## What to produce
Records follow. Pull out every line that contains "text".
** start Task material **
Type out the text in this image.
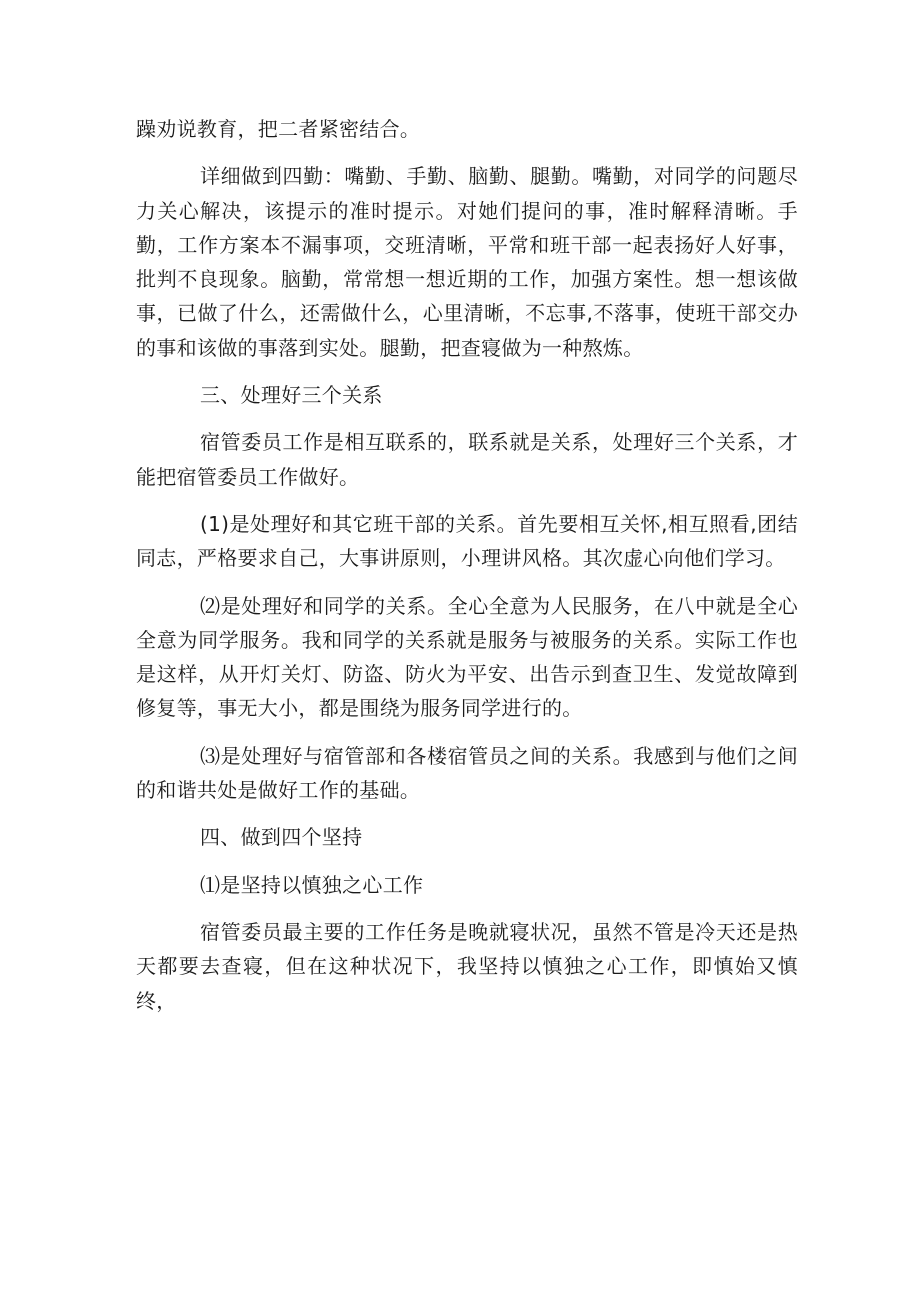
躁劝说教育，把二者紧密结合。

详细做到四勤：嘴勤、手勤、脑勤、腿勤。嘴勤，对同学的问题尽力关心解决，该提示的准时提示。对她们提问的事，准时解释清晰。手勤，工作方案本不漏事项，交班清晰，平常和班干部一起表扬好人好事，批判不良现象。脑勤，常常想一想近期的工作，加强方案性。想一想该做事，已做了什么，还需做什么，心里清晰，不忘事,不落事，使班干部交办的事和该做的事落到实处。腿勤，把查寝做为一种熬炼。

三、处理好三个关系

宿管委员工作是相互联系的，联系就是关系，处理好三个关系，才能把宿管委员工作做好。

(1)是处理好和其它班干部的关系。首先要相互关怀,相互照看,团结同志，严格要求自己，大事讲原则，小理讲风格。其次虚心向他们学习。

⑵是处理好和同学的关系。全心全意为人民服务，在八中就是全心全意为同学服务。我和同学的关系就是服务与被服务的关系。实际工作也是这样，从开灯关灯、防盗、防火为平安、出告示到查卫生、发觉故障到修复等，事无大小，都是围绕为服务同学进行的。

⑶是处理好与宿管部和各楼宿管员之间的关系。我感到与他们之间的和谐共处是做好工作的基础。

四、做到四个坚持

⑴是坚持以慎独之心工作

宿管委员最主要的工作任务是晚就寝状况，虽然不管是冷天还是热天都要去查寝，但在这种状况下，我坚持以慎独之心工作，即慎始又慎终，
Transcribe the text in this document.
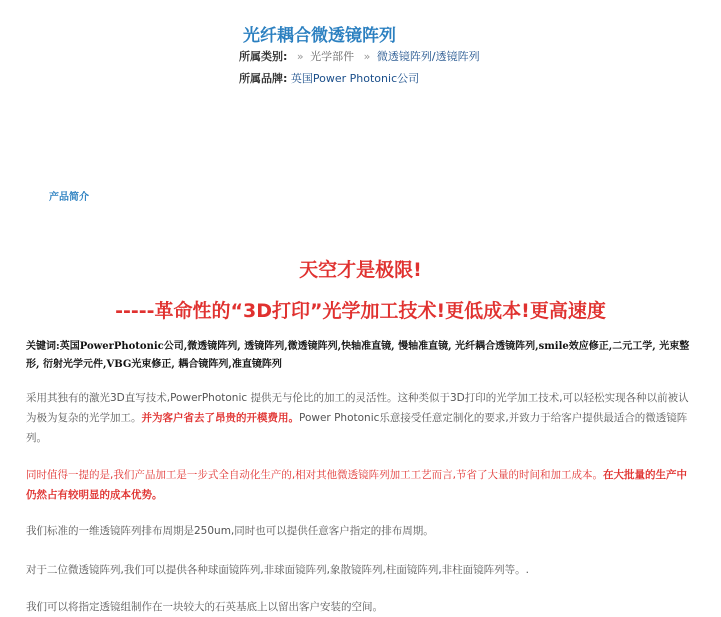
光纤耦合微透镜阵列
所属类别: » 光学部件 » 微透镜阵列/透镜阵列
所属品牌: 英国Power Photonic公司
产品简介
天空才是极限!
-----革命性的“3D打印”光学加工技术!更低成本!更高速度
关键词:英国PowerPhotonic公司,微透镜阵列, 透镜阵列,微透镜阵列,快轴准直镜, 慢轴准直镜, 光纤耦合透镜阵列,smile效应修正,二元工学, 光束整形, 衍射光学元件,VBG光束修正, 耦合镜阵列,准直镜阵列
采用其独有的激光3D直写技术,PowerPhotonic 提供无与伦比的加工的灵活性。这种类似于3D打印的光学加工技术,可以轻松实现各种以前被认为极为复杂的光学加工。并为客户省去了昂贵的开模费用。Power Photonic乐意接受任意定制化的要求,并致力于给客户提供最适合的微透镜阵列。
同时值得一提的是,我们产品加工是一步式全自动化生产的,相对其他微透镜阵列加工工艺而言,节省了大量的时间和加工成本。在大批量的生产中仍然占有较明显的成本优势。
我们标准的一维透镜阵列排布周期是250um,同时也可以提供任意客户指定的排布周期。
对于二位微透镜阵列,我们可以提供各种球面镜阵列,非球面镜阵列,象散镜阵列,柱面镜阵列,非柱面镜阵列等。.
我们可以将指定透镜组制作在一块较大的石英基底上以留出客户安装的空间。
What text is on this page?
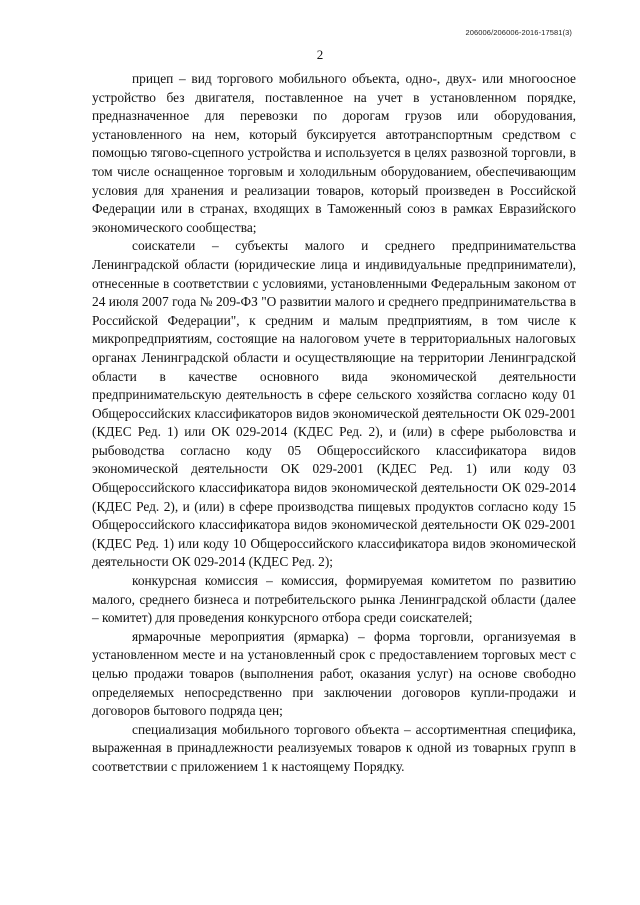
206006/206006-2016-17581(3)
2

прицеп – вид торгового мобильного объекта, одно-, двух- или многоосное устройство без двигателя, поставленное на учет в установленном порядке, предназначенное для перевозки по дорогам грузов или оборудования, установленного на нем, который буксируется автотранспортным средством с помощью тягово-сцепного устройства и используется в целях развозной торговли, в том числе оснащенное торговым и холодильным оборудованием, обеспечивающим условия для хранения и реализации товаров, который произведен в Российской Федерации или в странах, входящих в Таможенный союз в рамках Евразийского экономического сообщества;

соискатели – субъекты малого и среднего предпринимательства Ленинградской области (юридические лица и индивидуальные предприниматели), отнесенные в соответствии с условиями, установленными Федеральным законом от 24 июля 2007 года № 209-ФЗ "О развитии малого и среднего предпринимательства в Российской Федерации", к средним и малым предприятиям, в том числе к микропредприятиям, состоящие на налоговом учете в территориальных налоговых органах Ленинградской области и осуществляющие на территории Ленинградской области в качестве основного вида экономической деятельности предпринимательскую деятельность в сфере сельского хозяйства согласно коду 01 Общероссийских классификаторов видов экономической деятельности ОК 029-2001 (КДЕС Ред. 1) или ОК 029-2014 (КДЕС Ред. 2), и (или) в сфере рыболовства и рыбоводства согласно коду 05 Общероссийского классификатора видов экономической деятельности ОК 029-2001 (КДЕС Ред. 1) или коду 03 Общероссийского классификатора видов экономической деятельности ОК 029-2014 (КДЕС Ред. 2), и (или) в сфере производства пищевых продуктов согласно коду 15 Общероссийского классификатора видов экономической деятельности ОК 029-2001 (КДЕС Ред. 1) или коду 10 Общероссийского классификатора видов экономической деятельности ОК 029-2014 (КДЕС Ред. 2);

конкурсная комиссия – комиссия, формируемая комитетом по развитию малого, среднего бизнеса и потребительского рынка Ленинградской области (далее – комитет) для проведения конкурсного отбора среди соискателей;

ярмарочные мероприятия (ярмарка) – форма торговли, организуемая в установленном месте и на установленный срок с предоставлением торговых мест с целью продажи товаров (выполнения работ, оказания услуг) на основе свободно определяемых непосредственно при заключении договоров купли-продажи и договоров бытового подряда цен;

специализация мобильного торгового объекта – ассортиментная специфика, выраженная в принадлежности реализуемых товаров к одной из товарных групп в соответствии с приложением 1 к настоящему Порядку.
** end Task material **
## Exercise solution
Type out the text in this image.
Transcribe the text in this document.
What text is on this page?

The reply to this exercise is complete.